▶ **The request**
Swap "icon" for "glyph" in the data, starting from the first line and going on through the line with "title-bar: Output xyxy=(11,11,681,78)". Give only those lines back, with everything else unchanged.

▶ **Input rows**

----------------

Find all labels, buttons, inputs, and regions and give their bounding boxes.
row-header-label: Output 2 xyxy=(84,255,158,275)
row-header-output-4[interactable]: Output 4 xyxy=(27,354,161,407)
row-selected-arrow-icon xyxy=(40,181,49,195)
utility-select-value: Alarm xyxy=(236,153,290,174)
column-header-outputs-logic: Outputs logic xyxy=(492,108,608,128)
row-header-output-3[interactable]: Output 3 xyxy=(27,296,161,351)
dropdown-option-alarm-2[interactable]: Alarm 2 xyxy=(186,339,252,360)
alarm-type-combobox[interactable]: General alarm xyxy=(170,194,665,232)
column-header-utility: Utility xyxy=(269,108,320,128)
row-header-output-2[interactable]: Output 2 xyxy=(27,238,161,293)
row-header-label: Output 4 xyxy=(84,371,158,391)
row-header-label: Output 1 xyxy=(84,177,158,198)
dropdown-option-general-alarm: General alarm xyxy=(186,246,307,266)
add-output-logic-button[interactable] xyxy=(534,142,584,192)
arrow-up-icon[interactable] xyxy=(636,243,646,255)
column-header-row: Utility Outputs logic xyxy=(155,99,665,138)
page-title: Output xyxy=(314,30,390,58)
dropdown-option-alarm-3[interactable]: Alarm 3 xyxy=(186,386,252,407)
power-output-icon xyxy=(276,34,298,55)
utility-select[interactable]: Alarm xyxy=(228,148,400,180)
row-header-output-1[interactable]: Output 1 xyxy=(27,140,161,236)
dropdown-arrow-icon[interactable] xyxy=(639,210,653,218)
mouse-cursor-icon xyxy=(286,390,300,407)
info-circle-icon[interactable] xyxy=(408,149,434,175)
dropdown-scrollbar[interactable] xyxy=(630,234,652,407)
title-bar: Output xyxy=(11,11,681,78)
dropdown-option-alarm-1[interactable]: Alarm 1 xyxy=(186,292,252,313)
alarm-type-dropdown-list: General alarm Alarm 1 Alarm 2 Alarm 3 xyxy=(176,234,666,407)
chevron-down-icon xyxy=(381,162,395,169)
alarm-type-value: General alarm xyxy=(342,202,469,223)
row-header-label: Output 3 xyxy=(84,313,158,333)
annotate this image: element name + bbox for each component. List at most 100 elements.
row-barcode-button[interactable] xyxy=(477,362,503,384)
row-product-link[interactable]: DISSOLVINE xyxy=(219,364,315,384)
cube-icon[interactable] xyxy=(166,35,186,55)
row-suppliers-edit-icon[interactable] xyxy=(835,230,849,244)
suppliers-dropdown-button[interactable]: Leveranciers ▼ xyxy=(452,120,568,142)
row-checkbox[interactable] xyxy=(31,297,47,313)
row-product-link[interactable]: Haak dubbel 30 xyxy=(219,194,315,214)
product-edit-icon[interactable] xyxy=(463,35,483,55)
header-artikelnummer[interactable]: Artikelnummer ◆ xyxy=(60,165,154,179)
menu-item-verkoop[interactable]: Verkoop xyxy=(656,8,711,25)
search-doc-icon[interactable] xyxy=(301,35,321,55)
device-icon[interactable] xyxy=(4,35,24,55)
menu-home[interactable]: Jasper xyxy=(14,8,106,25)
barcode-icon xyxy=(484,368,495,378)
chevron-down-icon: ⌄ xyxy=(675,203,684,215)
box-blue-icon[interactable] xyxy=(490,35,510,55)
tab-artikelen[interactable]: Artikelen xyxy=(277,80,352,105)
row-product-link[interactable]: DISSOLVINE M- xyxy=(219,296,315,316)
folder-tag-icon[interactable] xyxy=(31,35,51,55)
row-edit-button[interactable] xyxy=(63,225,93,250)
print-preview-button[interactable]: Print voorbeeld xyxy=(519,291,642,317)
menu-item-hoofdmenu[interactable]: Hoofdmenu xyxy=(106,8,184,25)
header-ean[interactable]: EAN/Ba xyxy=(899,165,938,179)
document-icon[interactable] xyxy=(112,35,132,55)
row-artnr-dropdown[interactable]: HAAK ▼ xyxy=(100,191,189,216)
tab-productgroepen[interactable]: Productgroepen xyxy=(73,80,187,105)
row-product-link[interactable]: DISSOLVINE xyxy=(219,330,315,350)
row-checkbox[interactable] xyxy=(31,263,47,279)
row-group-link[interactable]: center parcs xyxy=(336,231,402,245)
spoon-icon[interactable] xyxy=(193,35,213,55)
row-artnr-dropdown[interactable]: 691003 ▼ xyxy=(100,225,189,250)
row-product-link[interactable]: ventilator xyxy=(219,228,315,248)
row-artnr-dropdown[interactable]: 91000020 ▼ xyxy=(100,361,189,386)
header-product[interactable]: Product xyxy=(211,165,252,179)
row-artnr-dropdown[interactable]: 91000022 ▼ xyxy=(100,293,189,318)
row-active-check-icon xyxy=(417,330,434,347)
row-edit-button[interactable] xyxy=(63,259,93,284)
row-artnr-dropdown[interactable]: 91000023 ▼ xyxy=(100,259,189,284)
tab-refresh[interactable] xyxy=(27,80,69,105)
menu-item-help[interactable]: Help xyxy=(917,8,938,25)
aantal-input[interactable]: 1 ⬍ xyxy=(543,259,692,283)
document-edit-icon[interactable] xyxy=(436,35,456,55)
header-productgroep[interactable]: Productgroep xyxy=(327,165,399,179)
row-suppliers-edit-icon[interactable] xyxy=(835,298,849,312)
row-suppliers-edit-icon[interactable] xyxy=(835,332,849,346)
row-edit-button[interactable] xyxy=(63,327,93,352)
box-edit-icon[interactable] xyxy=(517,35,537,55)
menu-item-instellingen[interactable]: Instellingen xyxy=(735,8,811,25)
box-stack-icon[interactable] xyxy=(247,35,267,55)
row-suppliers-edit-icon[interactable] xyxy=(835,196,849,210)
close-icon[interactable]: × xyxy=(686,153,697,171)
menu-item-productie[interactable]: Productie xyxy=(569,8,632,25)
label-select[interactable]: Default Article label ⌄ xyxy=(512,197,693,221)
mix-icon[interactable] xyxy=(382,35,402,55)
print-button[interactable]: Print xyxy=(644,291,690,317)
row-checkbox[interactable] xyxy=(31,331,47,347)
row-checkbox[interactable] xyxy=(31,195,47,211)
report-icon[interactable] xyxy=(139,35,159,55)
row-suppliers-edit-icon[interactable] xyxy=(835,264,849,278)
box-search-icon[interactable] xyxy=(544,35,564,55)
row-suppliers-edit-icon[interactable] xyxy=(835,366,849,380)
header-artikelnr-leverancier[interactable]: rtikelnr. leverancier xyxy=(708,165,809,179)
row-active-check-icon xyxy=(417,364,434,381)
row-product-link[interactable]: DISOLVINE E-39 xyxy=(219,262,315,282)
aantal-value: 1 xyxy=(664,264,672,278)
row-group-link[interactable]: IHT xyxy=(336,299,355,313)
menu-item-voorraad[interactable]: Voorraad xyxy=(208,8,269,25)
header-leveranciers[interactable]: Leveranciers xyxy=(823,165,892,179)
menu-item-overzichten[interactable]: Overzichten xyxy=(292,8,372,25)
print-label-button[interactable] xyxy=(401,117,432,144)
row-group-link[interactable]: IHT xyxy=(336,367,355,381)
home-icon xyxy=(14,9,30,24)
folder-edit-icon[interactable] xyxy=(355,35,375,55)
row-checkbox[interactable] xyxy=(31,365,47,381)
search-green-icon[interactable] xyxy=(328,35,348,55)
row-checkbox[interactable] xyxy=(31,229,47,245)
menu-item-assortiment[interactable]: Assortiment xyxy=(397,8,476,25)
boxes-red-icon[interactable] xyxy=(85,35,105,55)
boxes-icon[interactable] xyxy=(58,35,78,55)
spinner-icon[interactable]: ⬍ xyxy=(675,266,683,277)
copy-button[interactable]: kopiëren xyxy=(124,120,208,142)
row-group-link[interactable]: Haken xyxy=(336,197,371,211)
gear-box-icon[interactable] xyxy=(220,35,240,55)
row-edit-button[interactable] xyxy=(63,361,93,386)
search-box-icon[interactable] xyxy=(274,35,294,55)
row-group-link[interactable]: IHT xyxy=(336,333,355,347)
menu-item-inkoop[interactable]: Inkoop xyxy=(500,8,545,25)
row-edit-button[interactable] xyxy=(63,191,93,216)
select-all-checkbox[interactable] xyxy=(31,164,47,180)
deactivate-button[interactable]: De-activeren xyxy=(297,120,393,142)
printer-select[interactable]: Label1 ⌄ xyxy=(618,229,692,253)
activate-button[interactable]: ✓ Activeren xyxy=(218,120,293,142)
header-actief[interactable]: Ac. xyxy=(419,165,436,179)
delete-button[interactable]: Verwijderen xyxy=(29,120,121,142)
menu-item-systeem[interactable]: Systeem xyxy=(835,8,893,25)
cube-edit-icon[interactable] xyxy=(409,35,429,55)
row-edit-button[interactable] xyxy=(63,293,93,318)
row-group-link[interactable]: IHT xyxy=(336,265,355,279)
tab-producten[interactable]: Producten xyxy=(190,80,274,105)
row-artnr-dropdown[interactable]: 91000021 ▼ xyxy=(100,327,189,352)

----------------

▶ **Task output**
Find all labels, buttons, inputs, and regions and give their bounding boxes.
row-header-label: Output 2 xyxy=(84,255,158,275)
row-header-output-4[interactable]: Output 4 xyxy=(27,354,161,407)
row-selected-arrow-glyph xyxy=(40,181,49,195)
utility-select-value: Alarm xyxy=(236,153,290,174)
column-header-outputs-logic: Outputs logic xyxy=(492,108,608,128)
row-header-output-3[interactable]: Output 3 xyxy=(27,296,161,351)
dropdown-option-alarm-2[interactable]: Alarm 2 xyxy=(186,339,252,360)
alarm-type-combobox[interactable]: General alarm xyxy=(170,194,665,232)
column-header-utility: Utility xyxy=(269,108,320,128)
row-header-output-2[interactable]: Output 2 xyxy=(27,238,161,293)
row-header-label: Output 4 xyxy=(84,371,158,391)
row-header-label: Output 1 xyxy=(84,177,158,198)
dropdown-option-general-alarm: General alarm xyxy=(186,246,307,266)
add-output-logic-button[interactable] xyxy=(534,142,584,192)
arrow-up-glyph[interactable] xyxy=(636,243,646,255)
column-header-row: Utility Outputs logic xyxy=(155,99,665,138)
page-title: Output xyxy=(314,30,390,58)
dropdown-option-alarm-3[interactable]: Alarm 3 xyxy=(186,386,252,407)
power-output-glyph xyxy=(276,34,298,55)
utility-select[interactable]: Alarm xyxy=(228,148,400,180)
row-header-output-1[interactable]: Output 1 xyxy=(27,140,161,236)
dropdown-arrow-glyph[interactable] xyxy=(639,210,653,218)
mouse-cursor-glyph xyxy=(286,390,300,407)
info-circle-glyph[interactable] xyxy=(408,149,434,175)
dropdown-scrollbar[interactable] xyxy=(630,234,652,407)
title-bar: Output xyxy=(11,11,681,78)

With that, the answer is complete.